-- Begin --
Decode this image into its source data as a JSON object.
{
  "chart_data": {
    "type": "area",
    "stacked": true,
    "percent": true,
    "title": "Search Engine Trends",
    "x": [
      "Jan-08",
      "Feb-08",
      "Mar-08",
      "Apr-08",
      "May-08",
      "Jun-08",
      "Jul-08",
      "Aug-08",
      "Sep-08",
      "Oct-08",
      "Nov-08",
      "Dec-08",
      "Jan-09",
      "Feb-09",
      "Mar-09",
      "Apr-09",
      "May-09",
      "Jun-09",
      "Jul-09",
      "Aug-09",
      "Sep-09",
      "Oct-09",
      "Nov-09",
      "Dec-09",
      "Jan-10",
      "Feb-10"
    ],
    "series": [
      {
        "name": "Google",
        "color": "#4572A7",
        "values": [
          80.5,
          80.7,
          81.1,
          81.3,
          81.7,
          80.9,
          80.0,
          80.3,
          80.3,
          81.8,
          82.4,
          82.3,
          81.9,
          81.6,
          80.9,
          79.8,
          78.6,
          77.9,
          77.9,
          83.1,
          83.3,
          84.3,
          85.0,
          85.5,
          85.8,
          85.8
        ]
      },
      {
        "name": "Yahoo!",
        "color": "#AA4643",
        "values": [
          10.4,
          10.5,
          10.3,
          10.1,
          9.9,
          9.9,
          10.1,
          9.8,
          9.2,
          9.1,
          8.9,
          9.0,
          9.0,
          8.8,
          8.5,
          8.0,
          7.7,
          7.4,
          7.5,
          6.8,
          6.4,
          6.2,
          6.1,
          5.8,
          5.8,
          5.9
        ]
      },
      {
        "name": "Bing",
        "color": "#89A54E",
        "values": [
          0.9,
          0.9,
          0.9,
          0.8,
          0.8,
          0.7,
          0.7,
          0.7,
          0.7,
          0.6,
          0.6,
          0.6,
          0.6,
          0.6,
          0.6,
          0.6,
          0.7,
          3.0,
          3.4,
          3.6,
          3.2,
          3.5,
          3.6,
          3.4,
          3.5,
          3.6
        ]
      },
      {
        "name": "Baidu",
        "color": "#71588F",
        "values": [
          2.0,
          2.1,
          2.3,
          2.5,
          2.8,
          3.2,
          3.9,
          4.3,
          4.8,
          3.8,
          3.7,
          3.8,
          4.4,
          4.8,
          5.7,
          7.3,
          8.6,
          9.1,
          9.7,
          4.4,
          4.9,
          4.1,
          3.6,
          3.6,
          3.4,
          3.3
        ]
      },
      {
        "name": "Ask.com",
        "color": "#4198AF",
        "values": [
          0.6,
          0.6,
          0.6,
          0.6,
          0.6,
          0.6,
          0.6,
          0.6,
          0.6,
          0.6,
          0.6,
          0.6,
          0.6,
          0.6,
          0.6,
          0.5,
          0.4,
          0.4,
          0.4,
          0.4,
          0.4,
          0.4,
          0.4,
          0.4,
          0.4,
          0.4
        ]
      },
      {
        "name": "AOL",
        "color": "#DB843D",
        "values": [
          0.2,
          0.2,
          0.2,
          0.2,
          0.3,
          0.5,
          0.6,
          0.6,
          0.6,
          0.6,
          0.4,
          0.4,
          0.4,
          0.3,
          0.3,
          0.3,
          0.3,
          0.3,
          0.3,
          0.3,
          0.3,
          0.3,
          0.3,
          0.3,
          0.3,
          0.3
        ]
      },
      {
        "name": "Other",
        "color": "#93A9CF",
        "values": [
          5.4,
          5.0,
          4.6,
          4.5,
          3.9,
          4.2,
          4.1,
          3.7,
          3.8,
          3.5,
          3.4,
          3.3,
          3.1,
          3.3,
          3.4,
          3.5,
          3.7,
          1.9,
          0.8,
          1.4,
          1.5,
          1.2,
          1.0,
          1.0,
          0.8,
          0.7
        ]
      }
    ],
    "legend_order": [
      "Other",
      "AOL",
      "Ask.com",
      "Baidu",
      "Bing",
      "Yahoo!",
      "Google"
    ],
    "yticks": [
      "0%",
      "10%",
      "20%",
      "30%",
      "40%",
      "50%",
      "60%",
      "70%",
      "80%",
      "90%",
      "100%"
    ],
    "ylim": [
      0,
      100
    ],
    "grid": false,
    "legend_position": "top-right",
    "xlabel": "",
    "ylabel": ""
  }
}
-- End --
| Work required |
Return all lines with the word "color" in them.

| Expected output |
        "color": "#4572A7",
        "color": "#AA4643",
        "color": "#89A54E",
        "color": "#71588F",
        "color": "#4198AF",
        "color": "#DB843D",
        "color": "#93A9CF",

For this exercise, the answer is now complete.